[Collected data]
-----
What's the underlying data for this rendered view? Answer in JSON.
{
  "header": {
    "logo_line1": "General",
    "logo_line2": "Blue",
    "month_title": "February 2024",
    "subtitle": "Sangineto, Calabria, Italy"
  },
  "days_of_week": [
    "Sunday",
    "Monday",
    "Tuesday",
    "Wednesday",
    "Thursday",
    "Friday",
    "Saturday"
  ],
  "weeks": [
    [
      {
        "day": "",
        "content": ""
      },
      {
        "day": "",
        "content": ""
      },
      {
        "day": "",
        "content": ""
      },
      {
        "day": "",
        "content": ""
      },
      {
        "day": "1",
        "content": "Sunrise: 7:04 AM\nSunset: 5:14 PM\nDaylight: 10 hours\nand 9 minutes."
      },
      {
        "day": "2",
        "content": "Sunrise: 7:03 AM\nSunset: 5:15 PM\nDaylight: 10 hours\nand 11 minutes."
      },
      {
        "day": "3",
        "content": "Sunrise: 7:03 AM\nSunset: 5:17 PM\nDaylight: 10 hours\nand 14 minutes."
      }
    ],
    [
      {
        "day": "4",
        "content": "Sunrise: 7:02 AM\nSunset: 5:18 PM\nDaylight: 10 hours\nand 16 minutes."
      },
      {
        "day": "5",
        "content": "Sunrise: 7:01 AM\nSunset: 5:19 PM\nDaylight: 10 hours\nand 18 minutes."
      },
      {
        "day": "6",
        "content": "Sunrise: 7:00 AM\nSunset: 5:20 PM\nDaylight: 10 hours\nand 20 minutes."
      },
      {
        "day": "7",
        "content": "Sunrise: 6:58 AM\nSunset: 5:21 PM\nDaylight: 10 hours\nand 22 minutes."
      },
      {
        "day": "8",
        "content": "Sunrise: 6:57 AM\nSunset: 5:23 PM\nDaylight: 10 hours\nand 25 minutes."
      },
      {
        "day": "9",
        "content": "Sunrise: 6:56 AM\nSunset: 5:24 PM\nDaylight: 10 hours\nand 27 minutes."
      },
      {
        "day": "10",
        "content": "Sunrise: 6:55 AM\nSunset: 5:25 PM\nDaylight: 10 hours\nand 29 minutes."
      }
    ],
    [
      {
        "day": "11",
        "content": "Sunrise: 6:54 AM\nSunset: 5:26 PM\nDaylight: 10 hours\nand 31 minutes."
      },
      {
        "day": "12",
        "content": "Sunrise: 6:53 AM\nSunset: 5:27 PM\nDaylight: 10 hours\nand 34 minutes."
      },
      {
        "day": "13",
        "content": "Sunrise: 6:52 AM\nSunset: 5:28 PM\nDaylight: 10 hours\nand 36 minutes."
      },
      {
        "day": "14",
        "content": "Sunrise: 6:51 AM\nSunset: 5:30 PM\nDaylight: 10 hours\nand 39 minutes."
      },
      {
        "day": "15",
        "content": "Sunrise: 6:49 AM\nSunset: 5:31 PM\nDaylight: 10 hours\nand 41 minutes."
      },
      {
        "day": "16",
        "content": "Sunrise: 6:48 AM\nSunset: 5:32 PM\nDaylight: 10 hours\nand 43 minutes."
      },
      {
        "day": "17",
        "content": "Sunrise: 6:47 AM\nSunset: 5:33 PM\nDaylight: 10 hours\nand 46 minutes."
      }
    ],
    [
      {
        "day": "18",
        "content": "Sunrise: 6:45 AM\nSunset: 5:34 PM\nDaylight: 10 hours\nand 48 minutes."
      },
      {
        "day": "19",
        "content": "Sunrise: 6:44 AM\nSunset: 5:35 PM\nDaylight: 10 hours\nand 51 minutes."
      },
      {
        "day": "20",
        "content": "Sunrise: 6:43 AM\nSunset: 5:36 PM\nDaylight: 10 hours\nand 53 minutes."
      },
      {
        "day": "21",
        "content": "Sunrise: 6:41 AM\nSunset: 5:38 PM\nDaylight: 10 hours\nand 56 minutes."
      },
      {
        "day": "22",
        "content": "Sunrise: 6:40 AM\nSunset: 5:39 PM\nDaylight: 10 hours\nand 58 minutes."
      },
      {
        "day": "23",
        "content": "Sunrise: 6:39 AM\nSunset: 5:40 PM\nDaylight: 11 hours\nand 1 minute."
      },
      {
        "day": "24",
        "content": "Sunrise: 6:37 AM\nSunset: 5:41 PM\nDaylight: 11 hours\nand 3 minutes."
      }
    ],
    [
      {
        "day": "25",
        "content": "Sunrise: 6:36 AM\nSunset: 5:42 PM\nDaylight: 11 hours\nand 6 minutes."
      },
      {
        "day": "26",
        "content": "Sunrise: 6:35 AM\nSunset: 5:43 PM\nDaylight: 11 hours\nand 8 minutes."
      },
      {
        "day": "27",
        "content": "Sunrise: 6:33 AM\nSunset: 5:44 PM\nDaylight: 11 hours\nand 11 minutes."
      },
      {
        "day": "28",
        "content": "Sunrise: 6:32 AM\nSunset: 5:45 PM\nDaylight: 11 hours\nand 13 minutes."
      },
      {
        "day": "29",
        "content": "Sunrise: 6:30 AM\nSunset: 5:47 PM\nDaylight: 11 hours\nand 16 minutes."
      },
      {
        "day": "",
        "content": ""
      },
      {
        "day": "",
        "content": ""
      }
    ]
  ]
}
-----
What this task involves → Restate each of the entries above verbatim.

Answer to the exercise →
What's the underlying data for this rendered view? Answer in JSON.
{
  "header": {
    "logo_line1": "General",
    "logo_line2": "Blue",
    "month_title": "February 2024",
    "subtitle": "Sangineto, Calabria, Italy"
  },
  "days_of_week": [
    "Sunday",
    "Monday",
    "Tuesday",
    "Wednesday",
    "Thursday",
    "Friday",
    "Saturday"
  ],
  "weeks": [
    [
      {
        "day": "",
        "content": ""
      },
      {
        "day": "",
        "content": ""
      },
      {
        "day": "",
        "content": ""
      },
      {
        "day": "",
        "content": ""
      },
      {
        "day": "1",
        "content": "Sunrise: 7:04 AM\nSunset: 5:14 PM\nDaylight: 10 hours\nand 9 minutes."
      },
      {
        "day": "2",
        "content": "Sunrise: 7:03 AM\nSunset: 5:15 PM\nDaylight: 10 hours\nand 11 minutes."
      },
      {
        "day": "3",
        "content": "Sunrise: 7:03 AM\nSunset: 5:17 PM\nDaylight: 10 hours\nand 14 minutes."
      }
    ],
    [
      {
        "day": "4",
        "content": "Sunrise: 7:02 AM\nSunset: 5:18 PM\nDaylight: 10 hours\nand 16 minutes."
      },
      {
        "day": "5",
        "content": "Sunrise: 7:01 AM\nSunset: 5:19 PM\nDaylight: 10 hours\nand 18 minutes."
      },
      {
        "day": "6",
        "content": "Sunrise: 7:00 AM\nSunset: 5:20 PM\nDaylight: 10 hours\nand 20 minutes."
      },
      {
        "day": "7",
        "content": "Sunrise: 6:58 AM\nSunset: 5:21 PM\nDaylight: 10 hours\nand 22 minutes."
      },
      {
        "day": "8",
        "content": "Sunrise: 6:57 AM\nSunset: 5:23 PM\nDaylight: 10 hours\nand 25 minutes."
      },
      {
        "day": "9",
        "content": "Sunrise: 6:56 AM\nSunset: 5:24 PM\nDaylight: 10 hours\nand 27 minutes."
      },
      {
        "day": "10",
        "content": "Sunrise: 6:55 AM\nSunset: 5:25 PM\nDaylight: 10 hours\nand 29 minutes."
      }
    ],
    [
      {
        "day": "11",
        "content": "Sunrise: 6:54 AM\nSunset: 5:26 PM\nDaylight: 10 hours\nand 31 minutes."
      },
      {
        "day": "12",
        "content": "Sunrise: 6:53 AM\nSunset: 5:27 PM\nDaylight: 10 hours\nand 34 minutes."
      },
      {
        "day": "13",
        "content": "Sunrise: 6:52 AM\nSunset: 5:28 PM\nDaylight: 10 hours\nand 36 minutes."
      },
      {
        "day": "14",
        "content": "Sunrise: 6:51 AM\nSunset: 5:30 PM\nDaylight: 10 hours\nand 39 minutes."
      },
      {
        "day": "15",
        "content": "Sunrise: 6:49 AM\nSunset: 5:31 PM\nDaylight: 10 hours\nand 41 minutes."
      },
      {
        "day": "16",
        "content": "Sunrise: 6:48 AM\nSunset: 5:32 PM\nDaylight: 10 hours\nand 43 minutes."
      },
      {
        "day": "17",
        "content": "Sunrise: 6:47 AM\nSunset: 5:33 PM\nDaylight: 10 hours\nand 46 minutes."
      }
    ],
    [
      {
        "day": "18",
        "content": "Sunrise: 6:45 AM\nSunset: 5:34 PM\nDaylight: 10 hours\nand 48 minutes."
      },
      {
        "day": "19",
        "content": "Sunrise: 6:44 AM\nSunset: 5:35 PM\nDaylight: 10 hours\nand 51 minutes."
      },
      {
        "day": "20",
        "content": "Sunrise: 6:43 AM\nSunset: 5:36 PM\nDaylight: 10 hours\nand 53 minutes."
      },
      {
        "day": "21",
        "content": "Sunrise: 6:41 AM\nSunset: 5:38 PM\nDaylight: 10 hours\nand 56 minutes."
      },
      {
        "day": "22",
        "content": "Sunrise: 6:40 AM\nSunset: 5:39 PM\nDaylight: 10 hours\nand 58 minutes."
      },
      {
        "day": "23",
        "content": "Sunrise: 6:39 AM\nSunset: 5:40 PM\nDaylight: 11 hours\nand 1 minute."
      },
      {
        "day": "24",
        "content": "Sunrise: 6:37 AM\nSunset: 5:41 PM\nDaylight: 11 hours\nand 3 minutes."
      }
    ],
    [
      {
        "day": "25",
        "content": "Sunrise: 6:36 AM\nSunset: 5:42 PM\nDaylight: 11 hours\nand 6 minutes."
      },
      {
        "day": "26",
        "content": "Sunrise: 6:35 AM\nSunset: 5:43 PM\nDaylight: 11 hours\nand 8 minutes."
      },
      {
        "day": "27",
        "content": "Sunrise: 6:33 AM\nSunset: 5:44 PM\nDaylight: 11 hours\nand 11 minutes."
      },
      {
        "day": "28",
        "content": "Sunrise: 6:32 AM\nSunset: 5:45 PM\nDaylight: 11 hours\nand 13 minutes."
      },
      {
        "day": "29",
        "content": "Sunrise: 6:30 AM\nSunset: 5:47 PM\nDaylight: 11 hours\nand 16 minutes."
      },
      {
        "day": "",
        "content": ""
      },
      {
        "day": "",
        "content": ""
      }
    ]
  ]
}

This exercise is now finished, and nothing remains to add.